══ PROVIDED RECORDS ══

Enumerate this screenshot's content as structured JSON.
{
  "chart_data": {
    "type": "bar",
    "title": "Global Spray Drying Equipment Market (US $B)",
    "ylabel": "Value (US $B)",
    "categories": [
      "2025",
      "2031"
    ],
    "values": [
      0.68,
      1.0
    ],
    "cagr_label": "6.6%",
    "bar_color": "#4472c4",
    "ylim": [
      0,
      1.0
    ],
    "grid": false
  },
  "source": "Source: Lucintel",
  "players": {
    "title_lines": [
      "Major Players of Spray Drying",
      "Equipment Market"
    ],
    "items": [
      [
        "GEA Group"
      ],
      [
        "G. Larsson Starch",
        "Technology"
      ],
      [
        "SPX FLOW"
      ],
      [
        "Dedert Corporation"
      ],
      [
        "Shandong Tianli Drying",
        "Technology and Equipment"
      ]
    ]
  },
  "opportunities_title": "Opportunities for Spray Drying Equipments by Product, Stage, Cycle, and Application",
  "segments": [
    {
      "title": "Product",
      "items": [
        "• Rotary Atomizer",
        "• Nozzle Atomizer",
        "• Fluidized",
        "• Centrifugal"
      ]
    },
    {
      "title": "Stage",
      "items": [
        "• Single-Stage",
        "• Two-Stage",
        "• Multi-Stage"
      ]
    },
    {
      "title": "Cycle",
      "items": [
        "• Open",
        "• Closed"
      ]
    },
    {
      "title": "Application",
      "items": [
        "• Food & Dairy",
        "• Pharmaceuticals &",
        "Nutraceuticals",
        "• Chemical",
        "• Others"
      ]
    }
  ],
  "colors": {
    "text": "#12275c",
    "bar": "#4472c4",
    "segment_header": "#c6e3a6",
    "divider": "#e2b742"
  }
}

═══

Find the lines with the string "Drying" and reproduce them.

    "title": "Global Spray Drying Equipment Market (US $B)",
      "Major Players of Spray Drying",
        "Shandong Tianli Drying",
  "opportunities_title": "Opportunities for Spray Drying Equipments by Product, Stage, Cycle, and Application",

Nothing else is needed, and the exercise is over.